**AIM OF THE EXERCISE:** From the entries below, copy out every line with "marker" in it.
***** DATA TO PROCESS *****
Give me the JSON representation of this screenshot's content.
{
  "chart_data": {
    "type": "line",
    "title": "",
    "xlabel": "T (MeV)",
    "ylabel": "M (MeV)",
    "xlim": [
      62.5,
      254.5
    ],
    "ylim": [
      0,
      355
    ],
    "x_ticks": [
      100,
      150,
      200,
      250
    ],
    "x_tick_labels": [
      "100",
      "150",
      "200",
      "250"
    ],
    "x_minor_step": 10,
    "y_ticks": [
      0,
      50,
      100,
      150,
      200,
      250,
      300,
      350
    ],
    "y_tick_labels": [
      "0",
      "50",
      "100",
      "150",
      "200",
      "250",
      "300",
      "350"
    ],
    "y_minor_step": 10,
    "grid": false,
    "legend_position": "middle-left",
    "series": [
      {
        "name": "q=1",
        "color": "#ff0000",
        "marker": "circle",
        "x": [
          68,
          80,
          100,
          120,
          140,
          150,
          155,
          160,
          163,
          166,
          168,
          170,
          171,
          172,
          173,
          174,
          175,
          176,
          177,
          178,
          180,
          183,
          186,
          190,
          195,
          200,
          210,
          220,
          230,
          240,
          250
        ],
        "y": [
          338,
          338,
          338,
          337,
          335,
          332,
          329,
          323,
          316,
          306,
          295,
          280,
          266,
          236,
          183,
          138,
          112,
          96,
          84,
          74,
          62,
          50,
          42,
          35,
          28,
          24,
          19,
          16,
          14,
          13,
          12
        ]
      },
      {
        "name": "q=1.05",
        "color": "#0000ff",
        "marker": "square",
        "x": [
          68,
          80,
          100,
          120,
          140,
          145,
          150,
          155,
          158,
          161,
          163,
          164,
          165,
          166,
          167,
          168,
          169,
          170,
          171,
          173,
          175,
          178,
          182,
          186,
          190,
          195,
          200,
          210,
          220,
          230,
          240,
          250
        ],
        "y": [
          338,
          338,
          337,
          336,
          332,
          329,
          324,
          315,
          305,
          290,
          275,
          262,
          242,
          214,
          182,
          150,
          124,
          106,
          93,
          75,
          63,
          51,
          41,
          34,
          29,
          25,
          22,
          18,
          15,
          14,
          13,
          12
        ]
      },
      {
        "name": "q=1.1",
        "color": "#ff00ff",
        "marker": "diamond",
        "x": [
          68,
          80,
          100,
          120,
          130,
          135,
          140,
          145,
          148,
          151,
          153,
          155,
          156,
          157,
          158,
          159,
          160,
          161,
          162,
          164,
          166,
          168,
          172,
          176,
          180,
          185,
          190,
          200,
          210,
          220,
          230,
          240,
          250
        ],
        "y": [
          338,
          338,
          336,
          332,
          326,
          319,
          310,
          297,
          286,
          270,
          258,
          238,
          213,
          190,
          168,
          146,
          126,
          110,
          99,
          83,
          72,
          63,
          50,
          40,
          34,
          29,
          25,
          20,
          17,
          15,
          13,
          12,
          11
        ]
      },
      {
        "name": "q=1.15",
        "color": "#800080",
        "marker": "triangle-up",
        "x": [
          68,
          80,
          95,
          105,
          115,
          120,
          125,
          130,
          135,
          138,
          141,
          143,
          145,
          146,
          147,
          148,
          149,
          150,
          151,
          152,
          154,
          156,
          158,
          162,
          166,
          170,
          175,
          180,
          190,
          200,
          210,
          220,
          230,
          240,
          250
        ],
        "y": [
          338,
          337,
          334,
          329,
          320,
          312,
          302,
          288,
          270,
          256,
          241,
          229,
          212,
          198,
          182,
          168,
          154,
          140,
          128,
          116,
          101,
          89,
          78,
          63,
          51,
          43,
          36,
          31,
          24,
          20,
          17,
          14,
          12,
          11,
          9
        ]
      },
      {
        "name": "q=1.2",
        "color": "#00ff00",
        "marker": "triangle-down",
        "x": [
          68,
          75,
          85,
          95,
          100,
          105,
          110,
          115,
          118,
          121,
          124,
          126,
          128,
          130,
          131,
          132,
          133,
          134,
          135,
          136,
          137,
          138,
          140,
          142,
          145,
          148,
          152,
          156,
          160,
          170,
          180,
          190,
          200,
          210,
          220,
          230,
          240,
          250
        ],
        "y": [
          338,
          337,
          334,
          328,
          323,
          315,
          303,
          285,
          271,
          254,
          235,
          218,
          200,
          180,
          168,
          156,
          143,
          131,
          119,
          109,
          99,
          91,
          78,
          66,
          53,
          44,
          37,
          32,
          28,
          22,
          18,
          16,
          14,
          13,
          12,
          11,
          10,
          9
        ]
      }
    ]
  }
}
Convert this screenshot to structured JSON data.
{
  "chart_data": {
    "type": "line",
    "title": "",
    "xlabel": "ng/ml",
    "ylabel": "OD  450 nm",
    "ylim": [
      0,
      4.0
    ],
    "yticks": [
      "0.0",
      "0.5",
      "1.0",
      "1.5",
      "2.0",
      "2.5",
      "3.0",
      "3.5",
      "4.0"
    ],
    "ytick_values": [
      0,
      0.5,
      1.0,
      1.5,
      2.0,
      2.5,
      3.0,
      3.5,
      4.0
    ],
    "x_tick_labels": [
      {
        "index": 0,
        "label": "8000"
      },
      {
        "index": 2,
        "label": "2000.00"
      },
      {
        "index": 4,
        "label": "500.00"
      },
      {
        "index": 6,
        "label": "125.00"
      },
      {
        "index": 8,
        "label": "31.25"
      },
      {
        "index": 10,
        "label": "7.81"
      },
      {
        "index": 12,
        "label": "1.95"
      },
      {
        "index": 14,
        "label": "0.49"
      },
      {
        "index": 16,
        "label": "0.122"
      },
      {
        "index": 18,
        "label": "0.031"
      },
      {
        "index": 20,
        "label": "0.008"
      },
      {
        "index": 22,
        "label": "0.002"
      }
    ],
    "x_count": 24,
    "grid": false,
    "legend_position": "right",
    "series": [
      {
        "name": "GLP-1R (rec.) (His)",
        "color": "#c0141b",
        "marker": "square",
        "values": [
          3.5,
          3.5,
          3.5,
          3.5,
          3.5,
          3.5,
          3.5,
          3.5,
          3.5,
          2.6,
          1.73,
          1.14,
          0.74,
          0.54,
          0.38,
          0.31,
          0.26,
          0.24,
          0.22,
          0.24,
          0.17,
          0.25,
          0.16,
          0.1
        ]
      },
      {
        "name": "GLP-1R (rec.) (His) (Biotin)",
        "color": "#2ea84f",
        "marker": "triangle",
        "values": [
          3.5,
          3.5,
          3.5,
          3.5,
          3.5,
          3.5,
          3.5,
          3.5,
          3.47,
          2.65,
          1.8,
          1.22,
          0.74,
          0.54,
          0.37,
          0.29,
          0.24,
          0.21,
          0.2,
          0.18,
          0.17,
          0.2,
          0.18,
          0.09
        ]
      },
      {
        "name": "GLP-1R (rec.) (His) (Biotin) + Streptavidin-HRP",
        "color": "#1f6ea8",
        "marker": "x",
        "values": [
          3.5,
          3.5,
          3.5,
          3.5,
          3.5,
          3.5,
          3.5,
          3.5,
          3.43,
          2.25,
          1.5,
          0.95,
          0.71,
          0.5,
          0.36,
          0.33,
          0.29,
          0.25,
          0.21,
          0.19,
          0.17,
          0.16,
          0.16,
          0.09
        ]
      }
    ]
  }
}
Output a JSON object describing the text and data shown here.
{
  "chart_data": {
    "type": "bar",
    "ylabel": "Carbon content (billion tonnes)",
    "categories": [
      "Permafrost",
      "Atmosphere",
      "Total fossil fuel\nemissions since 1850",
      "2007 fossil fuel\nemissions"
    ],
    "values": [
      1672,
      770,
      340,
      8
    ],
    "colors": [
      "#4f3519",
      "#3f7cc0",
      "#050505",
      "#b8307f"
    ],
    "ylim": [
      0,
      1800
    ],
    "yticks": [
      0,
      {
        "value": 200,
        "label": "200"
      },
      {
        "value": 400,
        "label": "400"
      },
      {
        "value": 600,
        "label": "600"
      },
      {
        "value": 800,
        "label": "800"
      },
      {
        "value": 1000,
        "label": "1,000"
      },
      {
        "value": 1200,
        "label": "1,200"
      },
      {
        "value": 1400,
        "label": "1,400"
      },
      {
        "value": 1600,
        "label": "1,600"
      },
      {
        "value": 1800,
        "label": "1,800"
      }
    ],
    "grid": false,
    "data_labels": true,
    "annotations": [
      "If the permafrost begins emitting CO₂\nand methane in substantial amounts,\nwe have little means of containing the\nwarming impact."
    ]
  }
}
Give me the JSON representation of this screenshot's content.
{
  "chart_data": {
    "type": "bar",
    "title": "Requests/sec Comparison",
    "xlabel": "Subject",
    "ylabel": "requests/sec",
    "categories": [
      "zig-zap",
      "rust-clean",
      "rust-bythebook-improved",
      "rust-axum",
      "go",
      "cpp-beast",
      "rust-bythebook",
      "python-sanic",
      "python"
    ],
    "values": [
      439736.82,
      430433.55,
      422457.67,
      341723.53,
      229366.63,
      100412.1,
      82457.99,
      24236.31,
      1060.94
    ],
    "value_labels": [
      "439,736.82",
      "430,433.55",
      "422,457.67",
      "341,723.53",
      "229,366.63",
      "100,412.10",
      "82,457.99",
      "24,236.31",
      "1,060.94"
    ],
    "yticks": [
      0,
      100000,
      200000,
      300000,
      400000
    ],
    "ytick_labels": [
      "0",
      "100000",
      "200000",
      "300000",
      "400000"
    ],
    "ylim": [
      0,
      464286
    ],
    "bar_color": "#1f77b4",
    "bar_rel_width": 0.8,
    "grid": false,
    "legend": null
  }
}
*****
**WORKED ANSWER:**
        "marker": "circle",
        "marker": "square",
        "marker": "diamond",
        "marker": "triangle-up",
        "marker": "triangle-down",
        "marker": "square",
        "marker": "triangle",
        "marker": "x",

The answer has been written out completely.